- [Task to carry out]: Can you copy out the full abstract on rule-based malware detection, word for word?

- [Document excerpt]:

Malware have become the scourge of the century, as they are continuously evolving and becoming more complex with increasing damages. Therefore, an adequate protection against such threats is vital. Behavior-based malware detection techniques have shown to be effective at overcoming the weaknesses of the signature-based ones. However, they are known for their high false alarms, which is still a very challenging problem. In this article, we address this shortcoming by proposing a rule-based behavioral malware detection system, which inherits the advantages of both signature and behavior-based approaches. We apply the proposed detection system on a combined set of three types of dynamic features, namely, (1) list of application programming interface calls; (2) application programming interface sequences; and (3) network traffic, which represents the IP addresses and domain names used by malware to connect to remote command-and-control servers. Feature selection and construction techniques, that is, term frequency–inverse document frequency and longest common subsequence, are performed on the three extracted features to generate new set of features, which are used to build behavioral Yet Another Recursive Acronym rules. The proposed malware detection approach is able to achieve an accuracy of 97.22% and a false positive rate of 4.69%.

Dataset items
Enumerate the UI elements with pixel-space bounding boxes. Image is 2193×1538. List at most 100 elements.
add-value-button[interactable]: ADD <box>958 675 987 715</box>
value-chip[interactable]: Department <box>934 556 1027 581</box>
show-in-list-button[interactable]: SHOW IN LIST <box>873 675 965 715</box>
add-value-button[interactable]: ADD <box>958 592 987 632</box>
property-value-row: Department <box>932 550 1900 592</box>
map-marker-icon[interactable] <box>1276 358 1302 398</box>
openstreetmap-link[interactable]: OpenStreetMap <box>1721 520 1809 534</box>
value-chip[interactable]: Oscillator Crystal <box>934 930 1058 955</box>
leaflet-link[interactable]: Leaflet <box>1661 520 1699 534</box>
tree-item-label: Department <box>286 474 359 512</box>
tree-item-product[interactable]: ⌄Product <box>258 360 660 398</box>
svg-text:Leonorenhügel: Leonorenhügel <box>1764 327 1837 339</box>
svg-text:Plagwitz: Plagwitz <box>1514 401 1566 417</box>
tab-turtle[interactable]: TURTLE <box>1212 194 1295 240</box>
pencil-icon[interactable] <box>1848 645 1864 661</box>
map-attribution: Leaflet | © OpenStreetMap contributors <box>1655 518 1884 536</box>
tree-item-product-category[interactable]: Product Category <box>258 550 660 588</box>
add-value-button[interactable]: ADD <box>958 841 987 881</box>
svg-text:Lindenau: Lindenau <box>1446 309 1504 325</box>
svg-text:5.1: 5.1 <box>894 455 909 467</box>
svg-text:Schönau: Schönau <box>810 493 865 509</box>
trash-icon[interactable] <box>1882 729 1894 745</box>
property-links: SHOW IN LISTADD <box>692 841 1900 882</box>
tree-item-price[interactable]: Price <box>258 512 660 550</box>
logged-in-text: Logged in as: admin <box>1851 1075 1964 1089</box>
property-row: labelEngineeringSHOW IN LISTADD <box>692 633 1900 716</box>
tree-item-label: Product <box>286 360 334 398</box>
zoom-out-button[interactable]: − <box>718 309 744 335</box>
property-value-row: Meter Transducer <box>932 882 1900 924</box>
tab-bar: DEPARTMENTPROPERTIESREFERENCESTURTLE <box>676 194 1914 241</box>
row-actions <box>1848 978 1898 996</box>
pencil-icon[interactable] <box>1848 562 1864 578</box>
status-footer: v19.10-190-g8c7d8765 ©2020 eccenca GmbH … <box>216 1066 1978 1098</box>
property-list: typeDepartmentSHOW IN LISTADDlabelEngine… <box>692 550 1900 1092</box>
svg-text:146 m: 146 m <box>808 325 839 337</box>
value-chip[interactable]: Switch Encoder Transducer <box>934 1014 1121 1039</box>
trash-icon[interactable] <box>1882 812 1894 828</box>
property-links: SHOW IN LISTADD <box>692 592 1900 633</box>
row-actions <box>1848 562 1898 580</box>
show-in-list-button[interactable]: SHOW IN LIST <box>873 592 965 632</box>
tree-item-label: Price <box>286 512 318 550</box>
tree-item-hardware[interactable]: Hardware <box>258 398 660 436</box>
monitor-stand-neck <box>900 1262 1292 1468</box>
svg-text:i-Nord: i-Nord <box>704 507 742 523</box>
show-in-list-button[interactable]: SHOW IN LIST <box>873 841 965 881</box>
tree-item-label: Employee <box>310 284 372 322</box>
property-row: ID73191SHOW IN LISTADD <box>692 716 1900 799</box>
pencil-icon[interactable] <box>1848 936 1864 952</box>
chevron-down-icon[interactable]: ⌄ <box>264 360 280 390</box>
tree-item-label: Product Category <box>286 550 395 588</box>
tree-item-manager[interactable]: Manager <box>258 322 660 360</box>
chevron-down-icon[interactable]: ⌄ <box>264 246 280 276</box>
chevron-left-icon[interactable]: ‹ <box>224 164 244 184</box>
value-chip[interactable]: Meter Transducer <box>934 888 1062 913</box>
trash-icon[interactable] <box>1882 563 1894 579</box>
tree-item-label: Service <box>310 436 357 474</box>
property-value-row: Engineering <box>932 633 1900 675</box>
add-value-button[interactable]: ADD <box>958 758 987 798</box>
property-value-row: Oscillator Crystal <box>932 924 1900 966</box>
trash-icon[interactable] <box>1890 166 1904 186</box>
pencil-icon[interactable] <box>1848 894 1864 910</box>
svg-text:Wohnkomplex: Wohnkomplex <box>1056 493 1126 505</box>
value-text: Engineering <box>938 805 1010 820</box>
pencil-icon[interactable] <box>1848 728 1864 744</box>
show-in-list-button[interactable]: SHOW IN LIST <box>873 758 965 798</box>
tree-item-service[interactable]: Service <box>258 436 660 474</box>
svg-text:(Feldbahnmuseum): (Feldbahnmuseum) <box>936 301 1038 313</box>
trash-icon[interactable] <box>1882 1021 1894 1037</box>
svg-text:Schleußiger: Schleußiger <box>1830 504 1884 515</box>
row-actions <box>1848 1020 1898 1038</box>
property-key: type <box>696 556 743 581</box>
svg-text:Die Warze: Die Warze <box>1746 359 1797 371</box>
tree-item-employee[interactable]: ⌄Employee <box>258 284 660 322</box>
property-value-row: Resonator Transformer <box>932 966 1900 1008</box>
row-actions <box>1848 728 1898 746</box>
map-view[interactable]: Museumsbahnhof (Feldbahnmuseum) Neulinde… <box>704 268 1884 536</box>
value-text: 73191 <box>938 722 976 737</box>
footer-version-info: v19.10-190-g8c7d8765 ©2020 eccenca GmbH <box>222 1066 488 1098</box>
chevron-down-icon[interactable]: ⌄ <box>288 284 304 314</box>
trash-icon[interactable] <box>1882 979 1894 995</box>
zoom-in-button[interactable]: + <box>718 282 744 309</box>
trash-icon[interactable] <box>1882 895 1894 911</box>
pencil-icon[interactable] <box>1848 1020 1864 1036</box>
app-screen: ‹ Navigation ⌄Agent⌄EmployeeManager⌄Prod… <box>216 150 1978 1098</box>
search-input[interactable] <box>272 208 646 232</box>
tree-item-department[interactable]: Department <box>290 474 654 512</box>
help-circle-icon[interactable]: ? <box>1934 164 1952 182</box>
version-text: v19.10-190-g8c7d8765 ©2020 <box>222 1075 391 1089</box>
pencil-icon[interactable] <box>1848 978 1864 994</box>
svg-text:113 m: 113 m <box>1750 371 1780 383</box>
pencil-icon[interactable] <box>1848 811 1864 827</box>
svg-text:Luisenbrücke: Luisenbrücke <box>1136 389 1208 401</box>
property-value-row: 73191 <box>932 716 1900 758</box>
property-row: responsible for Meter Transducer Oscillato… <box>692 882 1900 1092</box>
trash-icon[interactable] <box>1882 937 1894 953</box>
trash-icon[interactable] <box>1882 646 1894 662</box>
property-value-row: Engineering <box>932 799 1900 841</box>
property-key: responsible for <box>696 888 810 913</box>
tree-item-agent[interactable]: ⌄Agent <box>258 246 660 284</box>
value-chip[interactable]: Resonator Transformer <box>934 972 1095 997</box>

- [Written response]:
Malware have become the scourge of the century, as they are continuously evolving and becoming more complex with increasing damages. Therefore, an adequate protection against such threats is vital. Behavior-based malware detection techniques have shown to be effective at overcoming the weaknesses of the signature-based ones. However, they are known for their high false alarms, which is still a very challenging problem. In this article, we address this shortcoming by proposing a rule-based behavioral malware detection system, which inherits the advantages of both signature and behavior-based approaches. We apply the proposed detection system on a combined set of three types of dynamic features, namely, (1) list of application programming interface calls; (2) application programming interface sequences; and (3) network traffic, which represents the IP addresses and domain names used by malware to connect to remote command-and-control servers. Feature selection and construction techniques, that is, term frequency–inverse document frequency and longest common subsequence, are performed on the three extracted features to generate new set of features, which are used to build behavioral Yet Another Recursive Acronym rules. The proposed malware detection approach is able to achieve an accuracy of 97.22% and a false positive rate of 4.69%.